Which lines hold the word "Folic"? Copy each of them from the material.
---------- Data rows
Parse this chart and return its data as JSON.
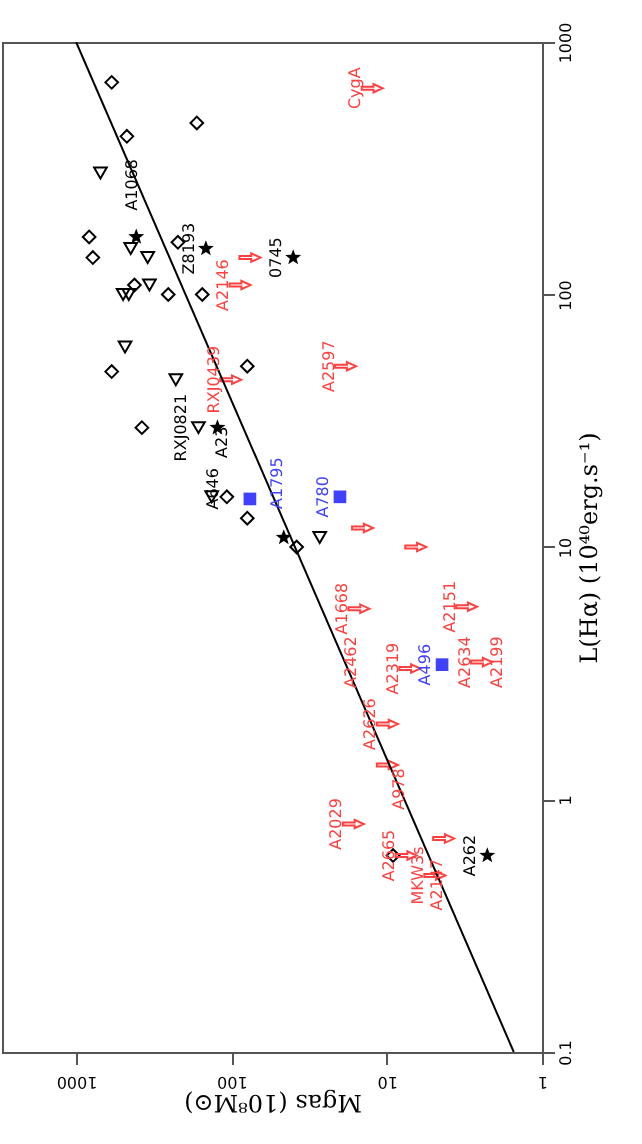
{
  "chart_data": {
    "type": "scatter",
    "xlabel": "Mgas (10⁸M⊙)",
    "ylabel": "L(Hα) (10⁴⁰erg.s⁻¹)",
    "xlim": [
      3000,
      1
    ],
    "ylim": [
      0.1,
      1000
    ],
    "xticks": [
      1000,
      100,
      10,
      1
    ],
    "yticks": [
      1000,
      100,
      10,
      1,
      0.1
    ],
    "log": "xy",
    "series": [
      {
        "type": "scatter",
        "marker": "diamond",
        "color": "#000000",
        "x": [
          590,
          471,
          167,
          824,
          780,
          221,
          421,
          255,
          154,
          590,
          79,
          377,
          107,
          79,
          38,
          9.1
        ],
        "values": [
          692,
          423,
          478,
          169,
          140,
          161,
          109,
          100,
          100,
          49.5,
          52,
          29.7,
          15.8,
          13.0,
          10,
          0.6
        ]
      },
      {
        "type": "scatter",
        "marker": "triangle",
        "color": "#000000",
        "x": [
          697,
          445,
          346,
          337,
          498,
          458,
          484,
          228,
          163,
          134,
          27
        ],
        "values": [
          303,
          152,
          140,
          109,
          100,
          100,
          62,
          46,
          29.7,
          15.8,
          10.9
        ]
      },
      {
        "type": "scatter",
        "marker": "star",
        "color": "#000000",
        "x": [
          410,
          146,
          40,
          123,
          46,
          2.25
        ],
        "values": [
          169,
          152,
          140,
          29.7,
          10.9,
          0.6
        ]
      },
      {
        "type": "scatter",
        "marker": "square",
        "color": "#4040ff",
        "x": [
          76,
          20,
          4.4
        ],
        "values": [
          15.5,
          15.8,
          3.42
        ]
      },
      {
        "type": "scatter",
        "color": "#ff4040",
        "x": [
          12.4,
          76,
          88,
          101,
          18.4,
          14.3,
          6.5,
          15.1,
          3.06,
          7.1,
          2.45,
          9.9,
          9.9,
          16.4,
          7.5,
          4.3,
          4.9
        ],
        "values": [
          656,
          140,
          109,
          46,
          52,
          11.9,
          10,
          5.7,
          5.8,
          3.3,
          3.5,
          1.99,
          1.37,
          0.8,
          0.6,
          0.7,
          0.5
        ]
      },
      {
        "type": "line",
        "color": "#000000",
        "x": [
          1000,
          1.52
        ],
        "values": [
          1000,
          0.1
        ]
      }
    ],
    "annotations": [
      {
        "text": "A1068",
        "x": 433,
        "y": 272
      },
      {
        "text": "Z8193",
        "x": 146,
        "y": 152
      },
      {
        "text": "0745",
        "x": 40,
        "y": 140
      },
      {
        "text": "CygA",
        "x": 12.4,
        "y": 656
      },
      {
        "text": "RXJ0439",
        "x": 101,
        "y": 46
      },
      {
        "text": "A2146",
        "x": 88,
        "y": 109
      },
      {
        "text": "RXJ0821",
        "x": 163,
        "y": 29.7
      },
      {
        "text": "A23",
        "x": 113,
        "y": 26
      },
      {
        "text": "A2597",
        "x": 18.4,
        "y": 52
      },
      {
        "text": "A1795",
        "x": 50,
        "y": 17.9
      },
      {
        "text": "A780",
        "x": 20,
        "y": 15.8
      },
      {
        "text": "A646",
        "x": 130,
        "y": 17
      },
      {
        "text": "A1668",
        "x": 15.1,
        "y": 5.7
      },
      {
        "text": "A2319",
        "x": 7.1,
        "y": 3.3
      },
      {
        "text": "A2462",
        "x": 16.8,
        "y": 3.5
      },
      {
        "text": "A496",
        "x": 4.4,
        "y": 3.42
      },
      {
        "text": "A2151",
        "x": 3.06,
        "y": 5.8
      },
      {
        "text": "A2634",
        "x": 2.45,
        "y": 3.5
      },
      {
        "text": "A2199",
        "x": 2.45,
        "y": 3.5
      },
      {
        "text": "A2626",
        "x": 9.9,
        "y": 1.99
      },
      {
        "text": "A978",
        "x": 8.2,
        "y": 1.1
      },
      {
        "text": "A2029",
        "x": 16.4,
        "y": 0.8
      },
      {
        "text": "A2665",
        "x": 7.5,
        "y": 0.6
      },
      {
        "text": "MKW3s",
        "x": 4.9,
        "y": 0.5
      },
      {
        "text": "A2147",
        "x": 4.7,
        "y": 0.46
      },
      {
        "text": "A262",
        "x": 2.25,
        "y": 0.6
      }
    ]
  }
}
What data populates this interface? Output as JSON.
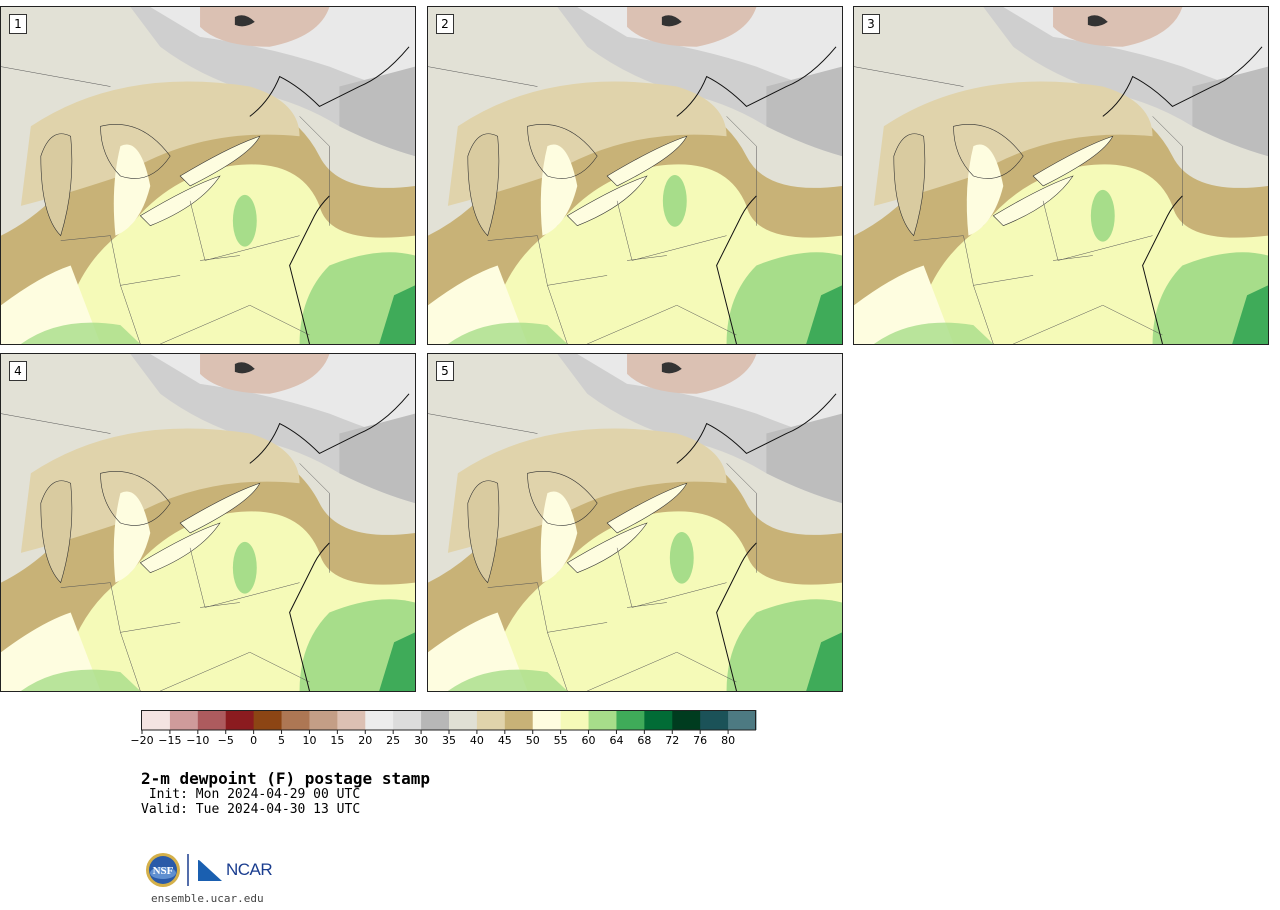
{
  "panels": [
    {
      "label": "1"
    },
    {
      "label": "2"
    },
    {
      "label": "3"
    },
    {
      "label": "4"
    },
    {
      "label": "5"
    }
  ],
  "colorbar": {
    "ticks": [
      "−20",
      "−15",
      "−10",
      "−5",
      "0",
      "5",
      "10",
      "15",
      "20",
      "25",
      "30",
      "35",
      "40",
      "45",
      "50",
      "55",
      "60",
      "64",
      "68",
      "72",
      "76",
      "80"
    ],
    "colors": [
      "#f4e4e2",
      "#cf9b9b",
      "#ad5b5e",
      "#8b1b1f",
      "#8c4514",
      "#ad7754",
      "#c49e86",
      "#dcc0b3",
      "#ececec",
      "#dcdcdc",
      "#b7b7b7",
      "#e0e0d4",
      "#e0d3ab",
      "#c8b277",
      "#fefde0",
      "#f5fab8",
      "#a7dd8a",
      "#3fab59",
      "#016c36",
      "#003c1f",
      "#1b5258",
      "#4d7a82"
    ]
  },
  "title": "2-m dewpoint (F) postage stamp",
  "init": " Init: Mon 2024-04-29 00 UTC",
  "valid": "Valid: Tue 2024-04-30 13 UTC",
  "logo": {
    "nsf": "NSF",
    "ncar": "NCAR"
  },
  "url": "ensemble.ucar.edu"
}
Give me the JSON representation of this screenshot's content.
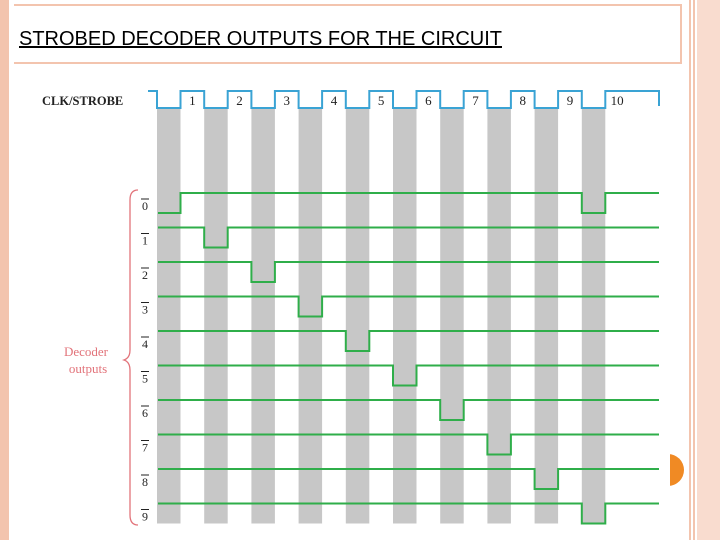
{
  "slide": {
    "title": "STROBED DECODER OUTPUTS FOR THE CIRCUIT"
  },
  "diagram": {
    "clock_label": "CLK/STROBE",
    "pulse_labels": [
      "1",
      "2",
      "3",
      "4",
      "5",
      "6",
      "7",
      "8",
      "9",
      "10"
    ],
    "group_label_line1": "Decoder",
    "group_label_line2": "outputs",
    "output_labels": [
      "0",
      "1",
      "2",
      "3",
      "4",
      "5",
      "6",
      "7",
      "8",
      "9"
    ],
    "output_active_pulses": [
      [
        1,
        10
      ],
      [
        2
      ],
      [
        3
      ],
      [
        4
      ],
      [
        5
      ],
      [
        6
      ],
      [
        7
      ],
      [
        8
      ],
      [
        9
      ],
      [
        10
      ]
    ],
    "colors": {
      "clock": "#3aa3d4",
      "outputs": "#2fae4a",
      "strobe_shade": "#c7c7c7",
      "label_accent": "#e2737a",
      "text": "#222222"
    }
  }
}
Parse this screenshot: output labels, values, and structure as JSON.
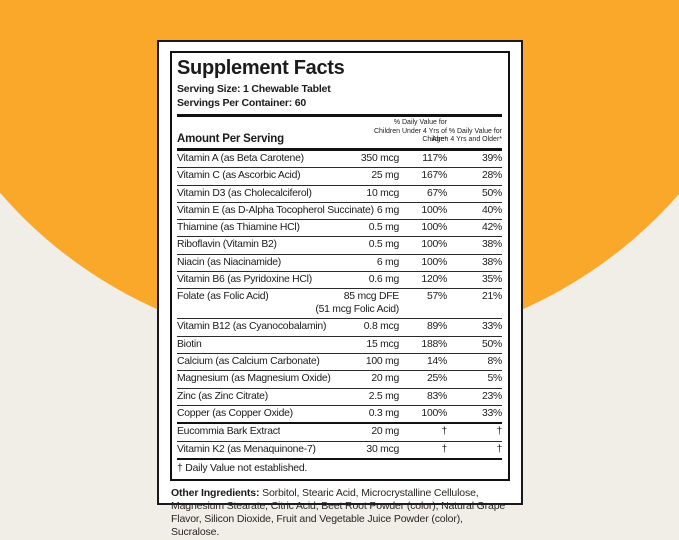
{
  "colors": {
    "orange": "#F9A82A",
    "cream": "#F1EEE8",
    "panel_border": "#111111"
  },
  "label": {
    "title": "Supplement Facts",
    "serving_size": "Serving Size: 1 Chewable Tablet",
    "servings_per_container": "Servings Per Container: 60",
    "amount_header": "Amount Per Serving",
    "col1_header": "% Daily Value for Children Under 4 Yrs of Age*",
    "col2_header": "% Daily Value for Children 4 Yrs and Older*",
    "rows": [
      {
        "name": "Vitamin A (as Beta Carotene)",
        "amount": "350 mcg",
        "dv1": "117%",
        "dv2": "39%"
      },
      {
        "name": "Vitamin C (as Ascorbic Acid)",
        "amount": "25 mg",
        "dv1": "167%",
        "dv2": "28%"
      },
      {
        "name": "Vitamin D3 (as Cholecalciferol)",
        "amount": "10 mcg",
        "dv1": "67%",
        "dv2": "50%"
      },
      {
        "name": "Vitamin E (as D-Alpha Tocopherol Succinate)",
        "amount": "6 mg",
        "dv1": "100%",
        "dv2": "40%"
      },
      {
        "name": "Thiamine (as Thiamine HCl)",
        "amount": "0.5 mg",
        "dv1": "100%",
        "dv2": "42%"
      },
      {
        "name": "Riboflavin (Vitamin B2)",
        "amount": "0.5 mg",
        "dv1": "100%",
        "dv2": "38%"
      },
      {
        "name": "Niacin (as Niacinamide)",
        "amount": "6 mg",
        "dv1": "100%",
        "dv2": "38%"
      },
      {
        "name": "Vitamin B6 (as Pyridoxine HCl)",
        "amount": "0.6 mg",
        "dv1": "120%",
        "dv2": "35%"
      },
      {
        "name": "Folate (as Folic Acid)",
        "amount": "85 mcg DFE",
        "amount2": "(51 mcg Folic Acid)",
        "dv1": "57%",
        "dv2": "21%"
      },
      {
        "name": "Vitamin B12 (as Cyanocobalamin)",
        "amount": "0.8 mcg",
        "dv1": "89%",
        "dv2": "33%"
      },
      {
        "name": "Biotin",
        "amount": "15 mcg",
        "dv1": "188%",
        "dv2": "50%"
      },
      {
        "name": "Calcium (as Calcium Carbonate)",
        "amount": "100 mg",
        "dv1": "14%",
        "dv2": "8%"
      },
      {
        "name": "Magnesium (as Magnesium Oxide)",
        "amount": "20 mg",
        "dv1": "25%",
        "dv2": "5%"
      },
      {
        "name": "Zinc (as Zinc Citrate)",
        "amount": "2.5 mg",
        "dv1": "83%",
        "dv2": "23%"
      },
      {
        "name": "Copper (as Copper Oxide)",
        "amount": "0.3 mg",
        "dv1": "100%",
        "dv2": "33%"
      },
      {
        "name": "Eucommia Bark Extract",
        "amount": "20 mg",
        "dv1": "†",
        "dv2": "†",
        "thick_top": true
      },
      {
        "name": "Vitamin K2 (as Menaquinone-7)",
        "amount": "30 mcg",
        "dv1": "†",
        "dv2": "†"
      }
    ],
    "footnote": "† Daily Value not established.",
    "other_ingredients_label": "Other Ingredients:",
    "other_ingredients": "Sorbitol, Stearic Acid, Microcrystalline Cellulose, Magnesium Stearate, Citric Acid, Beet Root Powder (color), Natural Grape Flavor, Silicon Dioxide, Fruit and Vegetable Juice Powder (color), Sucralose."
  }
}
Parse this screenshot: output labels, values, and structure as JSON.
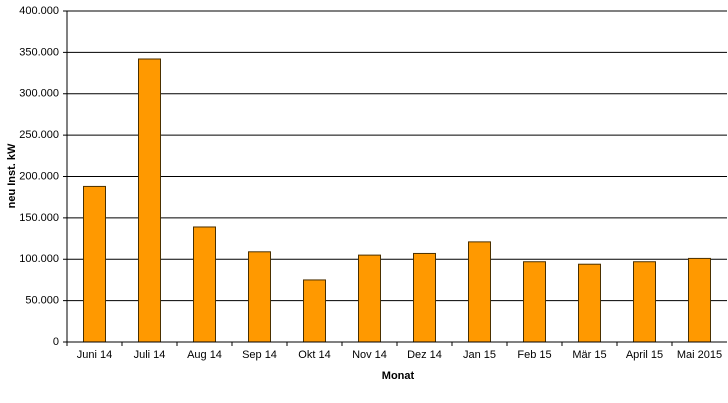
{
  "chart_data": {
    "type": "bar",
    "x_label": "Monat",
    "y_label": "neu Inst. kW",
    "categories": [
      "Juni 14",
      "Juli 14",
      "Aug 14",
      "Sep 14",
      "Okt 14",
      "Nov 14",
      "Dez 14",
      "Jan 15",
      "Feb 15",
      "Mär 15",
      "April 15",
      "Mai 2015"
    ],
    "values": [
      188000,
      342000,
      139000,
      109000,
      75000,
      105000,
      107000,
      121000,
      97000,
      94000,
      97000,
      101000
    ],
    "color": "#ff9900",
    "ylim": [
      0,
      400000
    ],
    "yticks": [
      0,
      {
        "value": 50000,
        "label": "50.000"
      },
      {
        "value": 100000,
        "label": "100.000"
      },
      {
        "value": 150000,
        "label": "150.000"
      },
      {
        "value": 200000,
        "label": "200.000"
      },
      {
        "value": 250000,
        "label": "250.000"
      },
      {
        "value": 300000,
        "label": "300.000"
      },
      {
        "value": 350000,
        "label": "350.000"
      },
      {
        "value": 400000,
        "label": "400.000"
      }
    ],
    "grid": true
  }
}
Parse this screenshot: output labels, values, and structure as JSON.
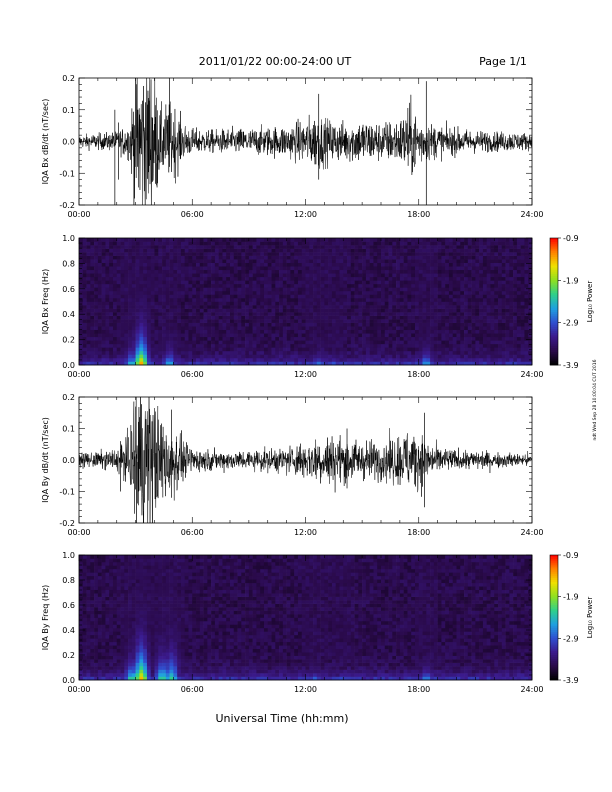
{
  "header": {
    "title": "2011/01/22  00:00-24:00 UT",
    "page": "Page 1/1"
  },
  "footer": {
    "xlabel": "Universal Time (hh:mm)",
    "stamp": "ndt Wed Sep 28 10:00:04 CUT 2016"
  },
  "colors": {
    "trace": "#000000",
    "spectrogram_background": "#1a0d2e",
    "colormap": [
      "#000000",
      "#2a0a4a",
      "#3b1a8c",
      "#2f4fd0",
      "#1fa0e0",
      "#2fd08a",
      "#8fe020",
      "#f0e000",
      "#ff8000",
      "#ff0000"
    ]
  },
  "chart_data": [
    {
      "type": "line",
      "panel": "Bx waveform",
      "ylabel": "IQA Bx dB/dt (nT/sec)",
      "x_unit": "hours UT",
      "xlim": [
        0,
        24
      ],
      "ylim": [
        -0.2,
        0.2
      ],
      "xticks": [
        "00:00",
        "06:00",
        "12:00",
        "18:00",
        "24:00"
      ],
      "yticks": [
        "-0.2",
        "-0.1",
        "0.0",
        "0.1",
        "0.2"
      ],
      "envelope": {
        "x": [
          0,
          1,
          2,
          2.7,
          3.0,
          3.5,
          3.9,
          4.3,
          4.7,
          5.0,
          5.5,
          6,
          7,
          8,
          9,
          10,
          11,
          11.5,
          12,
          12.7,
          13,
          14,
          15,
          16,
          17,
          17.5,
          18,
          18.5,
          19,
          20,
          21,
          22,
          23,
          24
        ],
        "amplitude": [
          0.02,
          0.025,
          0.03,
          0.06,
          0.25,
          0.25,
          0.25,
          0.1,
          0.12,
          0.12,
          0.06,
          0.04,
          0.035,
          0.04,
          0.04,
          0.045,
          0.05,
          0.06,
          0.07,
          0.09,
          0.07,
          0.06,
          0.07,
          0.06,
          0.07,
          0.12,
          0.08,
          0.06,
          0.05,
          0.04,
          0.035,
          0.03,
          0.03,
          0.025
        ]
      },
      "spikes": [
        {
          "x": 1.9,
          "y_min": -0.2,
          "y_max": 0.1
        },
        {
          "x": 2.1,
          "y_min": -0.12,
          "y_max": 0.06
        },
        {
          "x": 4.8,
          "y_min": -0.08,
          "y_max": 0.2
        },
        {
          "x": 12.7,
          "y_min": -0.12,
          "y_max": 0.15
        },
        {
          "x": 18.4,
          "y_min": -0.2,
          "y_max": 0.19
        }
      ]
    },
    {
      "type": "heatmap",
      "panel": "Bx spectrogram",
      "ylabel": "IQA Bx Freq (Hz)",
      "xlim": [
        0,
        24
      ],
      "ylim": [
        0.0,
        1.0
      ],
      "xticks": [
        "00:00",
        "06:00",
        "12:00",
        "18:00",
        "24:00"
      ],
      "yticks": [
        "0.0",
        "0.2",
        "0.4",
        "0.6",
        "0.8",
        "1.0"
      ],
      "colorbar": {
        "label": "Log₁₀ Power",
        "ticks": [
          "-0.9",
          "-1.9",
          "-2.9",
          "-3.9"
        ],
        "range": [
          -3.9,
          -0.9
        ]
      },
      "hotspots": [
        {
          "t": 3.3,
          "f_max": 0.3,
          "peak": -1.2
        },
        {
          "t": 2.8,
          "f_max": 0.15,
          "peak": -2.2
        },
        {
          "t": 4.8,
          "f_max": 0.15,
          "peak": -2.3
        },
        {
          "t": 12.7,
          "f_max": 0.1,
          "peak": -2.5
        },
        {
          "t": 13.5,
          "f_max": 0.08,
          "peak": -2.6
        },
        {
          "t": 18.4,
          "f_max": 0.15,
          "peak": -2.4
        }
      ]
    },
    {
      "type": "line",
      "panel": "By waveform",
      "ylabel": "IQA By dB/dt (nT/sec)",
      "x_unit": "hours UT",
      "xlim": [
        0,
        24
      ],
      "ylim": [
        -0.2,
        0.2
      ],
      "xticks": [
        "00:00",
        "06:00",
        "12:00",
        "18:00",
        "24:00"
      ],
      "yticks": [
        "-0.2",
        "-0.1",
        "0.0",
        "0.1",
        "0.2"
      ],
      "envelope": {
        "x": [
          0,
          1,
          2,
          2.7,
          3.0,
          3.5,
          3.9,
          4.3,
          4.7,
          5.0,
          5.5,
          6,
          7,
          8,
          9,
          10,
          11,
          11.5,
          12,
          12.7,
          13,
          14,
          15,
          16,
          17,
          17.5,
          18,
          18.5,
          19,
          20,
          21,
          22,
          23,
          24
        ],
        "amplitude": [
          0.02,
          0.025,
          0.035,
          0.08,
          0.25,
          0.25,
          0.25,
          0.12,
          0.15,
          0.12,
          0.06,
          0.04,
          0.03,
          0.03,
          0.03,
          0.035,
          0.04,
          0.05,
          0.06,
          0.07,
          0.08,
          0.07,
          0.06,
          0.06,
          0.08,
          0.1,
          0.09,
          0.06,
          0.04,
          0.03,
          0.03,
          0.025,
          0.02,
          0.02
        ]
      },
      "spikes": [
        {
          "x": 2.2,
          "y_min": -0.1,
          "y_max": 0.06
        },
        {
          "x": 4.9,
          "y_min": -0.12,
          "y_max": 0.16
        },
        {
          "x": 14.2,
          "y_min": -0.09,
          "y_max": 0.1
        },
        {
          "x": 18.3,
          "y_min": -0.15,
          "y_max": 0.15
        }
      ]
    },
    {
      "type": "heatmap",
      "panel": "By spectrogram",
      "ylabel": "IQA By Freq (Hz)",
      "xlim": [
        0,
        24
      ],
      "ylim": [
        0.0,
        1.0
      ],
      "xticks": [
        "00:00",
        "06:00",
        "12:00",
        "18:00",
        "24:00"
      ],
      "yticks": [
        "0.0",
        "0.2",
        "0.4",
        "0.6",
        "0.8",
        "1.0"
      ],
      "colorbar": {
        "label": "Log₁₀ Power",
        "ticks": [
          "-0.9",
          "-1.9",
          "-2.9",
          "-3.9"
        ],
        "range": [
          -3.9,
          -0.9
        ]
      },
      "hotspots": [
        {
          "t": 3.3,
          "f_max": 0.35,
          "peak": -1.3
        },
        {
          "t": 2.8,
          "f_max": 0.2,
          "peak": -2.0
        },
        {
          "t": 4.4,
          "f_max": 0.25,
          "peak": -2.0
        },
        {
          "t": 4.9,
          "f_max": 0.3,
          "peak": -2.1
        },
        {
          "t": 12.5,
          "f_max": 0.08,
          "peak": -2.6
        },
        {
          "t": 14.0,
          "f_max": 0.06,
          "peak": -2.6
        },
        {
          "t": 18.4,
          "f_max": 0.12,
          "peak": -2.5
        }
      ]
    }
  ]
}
--------------------
### Worked solution
        "name": "Folate (as Folic Acid)",
        "amount2": "(51 mcg Folic Acid)",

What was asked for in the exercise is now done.